Saved entries:

━━━━━━━━━━━━━━━━

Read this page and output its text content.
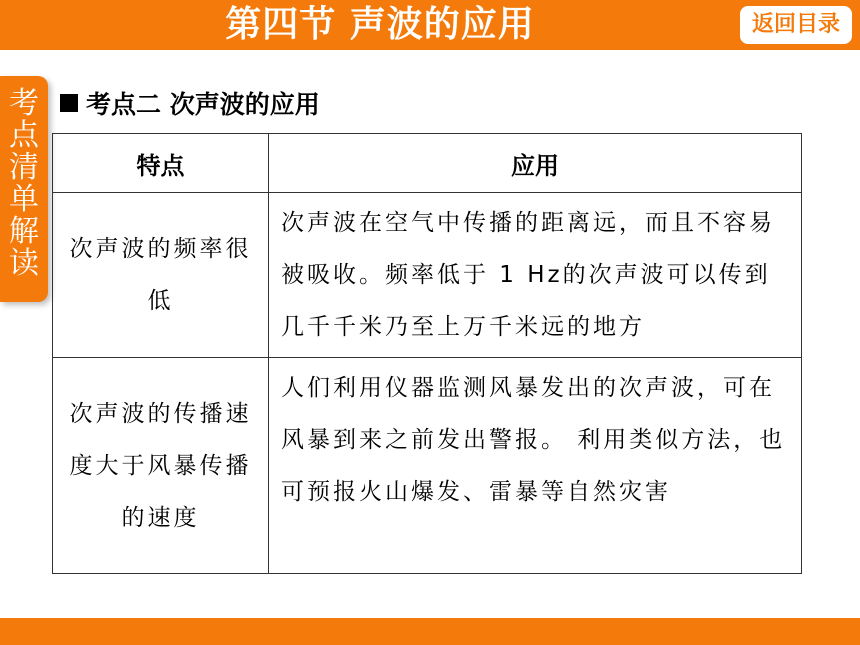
第四节 声波的应用	返回目录
考点清单解读
考点二 次声波的应用
特点	应用
次声波的频率很低	次声波在空气中传播的距离远，而且不容易被吸收。频率低于 1 Hz的次声波可以传到几千千米乃至上万千米远的地方
次声波的传播速度大于风暴传播的速度	人们利用仪器监测风暴发出的次声波，可在风暴到来之前发出警报。 利用类似方法，也可预报火山爆发、雷暴等自然灾害
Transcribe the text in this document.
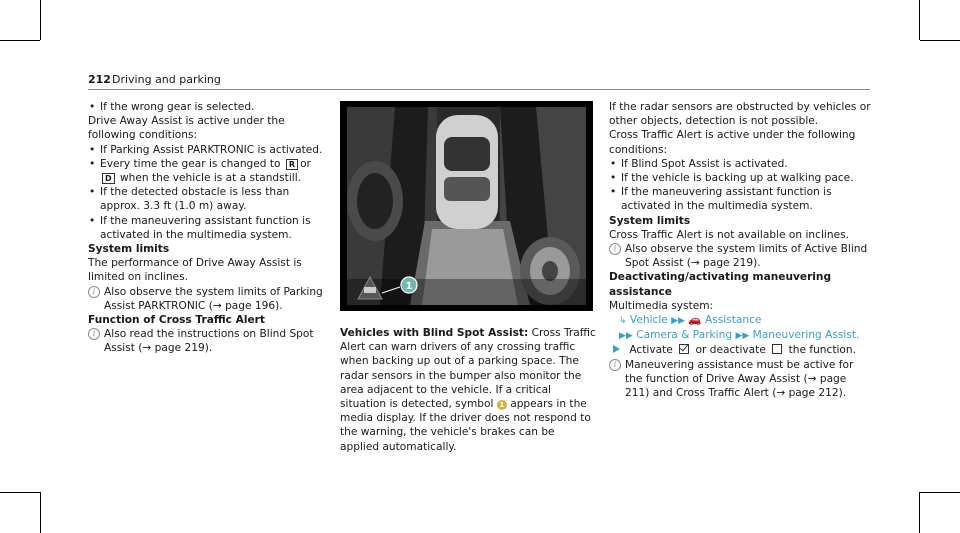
212 Driving and parking

• If the wrong gear is selected.

Drive Away Assist is active under the following conditions:

• If Parking Assist PARKTRONIC is activated.

• Every time the gear is changed to R orD when the vehicle is at a standstill.

• If the detected obstacle is less than approx. 3.3 ft (1.0 m) away.

• If the maneuvering assistant function is activated in the multimedia system.

System limits

The performance of Drive Away Assist is limited on inclines.

i Also observe the system limits of Parking Assist PARKTRONIC (→ page 196).

Function of Cross Traffic Alert

i Also read the instructions on Blind Spot Assist (→ page 219).

1

Vehicles with Blind Spot Assist: Cross Traffic Alert can warn drivers of any crossing traffic when backing up out of a parking space. The radar sensors in the bumper also monitor the area adjacent to the vehicle. If a critical situation is detected, symbol 1 appears in the media display. If the driver does not respond to the warning, the vehicle's brakes can be applied automatically.

If the radar sensors are obstructed by vehicles or other objects, detection is not possible.

Cross Traffic Alert is active under the following conditions:

• If Blind Spot Assist is activated.

• If the vehicle is backing up at walking pace.

• If the maneuvering assistant function is activated in the multimedia system.

System limits

Cross Traffic Alert is not available on inclines.

i Also observe the system limits of Active Blind Spot Assist (→ page 219).

Deactivating/activating maneuvering assistance

Multimedia system:

↳ Vehicle ▶▶ 🚗 Assistance

▶▶ Camera & Parking ▶▶ Maneuvering Assist.

Activate or deactivate the function.

i Maneuvering assistance must be active for the function of Drive Away Assist (→ page 211) and Cross Traffic Alert (→ page 212).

━━━━━━━━━━━━━━━━

**TASK:**
Each line in the listing above that contains "backing" should be copied.

**OUTPUT OF THE EXERCISE:**
Vehicles with Blind Spot Assist: Cross Traffic Alert can warn drivers of any crossing traffic when backing up out of a parking space. The radar sensors in the bumper also monitor the area adjacent to the vehicle. If a critical situation is detected, symbol 1 appears in the media display. If the driver does not respond to the warning, the vehicle's brakes can be applied automatically.
• If the vehicle is backing up at walking pace.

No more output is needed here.